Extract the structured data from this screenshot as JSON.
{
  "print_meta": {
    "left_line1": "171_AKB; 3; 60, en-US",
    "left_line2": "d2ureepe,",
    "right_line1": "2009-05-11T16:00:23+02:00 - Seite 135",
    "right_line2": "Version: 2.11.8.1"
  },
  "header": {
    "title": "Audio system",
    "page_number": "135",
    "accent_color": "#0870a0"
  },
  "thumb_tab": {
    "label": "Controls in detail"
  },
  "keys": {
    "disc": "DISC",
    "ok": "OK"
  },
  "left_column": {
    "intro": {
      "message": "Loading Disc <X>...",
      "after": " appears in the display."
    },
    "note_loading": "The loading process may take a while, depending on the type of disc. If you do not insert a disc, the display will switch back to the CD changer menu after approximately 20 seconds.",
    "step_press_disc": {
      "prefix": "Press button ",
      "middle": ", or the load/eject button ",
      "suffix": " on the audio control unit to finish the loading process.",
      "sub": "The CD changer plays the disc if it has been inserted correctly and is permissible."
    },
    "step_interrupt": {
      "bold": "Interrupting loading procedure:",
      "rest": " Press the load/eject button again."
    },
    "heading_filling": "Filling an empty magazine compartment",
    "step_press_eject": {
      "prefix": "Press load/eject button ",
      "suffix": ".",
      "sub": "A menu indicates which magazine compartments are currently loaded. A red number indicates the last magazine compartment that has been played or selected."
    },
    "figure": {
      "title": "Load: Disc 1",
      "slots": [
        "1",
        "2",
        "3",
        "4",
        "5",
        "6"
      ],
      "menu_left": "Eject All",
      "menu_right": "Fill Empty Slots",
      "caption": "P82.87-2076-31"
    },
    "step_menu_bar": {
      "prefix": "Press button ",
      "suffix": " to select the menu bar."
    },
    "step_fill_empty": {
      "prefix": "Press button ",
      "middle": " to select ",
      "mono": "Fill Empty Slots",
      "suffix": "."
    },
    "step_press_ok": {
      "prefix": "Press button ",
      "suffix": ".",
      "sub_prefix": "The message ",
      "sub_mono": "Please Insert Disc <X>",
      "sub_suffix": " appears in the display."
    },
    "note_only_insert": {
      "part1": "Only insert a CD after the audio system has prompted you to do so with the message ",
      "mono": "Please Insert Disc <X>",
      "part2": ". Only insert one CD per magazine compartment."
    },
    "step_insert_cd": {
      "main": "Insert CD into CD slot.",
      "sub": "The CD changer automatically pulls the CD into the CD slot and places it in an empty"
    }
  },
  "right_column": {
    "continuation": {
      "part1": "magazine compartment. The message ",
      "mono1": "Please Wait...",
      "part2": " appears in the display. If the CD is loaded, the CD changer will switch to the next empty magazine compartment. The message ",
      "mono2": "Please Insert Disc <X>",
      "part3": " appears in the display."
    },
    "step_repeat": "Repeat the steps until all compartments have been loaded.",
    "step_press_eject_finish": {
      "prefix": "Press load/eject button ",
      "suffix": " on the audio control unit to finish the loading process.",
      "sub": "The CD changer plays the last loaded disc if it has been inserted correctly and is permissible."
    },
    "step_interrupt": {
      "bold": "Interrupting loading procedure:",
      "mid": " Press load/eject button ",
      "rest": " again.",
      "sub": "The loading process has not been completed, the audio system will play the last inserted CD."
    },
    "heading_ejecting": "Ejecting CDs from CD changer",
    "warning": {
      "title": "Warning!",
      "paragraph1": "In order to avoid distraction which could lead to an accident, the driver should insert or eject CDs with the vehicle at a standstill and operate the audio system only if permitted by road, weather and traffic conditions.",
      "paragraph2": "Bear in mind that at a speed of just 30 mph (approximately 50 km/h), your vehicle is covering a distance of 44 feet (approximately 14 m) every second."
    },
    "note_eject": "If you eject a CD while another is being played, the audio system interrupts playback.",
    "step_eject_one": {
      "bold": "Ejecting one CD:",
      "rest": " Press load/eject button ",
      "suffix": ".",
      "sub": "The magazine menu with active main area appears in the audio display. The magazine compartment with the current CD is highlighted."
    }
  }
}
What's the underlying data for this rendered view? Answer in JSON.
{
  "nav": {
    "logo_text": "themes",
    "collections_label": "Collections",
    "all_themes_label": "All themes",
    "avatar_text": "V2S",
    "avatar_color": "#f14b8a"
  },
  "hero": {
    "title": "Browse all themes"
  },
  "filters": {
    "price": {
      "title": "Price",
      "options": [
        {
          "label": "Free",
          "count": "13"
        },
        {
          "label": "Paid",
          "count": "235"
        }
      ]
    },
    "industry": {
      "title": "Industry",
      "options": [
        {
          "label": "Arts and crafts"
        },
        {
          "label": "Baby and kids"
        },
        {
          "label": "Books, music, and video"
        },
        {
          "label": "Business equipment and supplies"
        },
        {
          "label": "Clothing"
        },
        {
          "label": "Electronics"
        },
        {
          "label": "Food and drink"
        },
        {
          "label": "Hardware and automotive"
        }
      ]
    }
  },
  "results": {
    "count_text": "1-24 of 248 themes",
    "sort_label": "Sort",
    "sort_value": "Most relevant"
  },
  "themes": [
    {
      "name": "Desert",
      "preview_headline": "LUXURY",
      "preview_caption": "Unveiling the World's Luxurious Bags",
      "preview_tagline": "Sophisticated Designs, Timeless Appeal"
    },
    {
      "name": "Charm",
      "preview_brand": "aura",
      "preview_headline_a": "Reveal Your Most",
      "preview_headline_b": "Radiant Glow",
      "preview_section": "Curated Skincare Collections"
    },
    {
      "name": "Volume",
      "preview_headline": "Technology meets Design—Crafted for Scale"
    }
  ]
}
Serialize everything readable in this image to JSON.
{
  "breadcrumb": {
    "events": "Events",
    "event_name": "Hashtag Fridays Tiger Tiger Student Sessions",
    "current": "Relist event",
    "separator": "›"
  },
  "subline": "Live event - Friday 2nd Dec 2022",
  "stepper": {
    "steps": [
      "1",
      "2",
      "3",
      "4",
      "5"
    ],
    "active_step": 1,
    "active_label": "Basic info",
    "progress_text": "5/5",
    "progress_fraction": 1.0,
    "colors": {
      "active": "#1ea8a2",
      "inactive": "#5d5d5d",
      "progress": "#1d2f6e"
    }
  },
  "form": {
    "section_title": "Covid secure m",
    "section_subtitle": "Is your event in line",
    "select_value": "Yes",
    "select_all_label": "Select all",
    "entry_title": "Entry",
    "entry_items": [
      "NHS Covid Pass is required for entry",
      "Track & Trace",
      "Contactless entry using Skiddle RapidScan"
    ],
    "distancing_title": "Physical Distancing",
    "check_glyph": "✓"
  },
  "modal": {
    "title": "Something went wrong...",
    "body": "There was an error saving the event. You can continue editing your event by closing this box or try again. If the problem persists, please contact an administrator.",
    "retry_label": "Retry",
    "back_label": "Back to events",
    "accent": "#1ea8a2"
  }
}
──────
Show the lines from the data above that contain the string "Most".

    "sort_value": "Most relevant"
      "preview_headline_a": "Reveal Your Most",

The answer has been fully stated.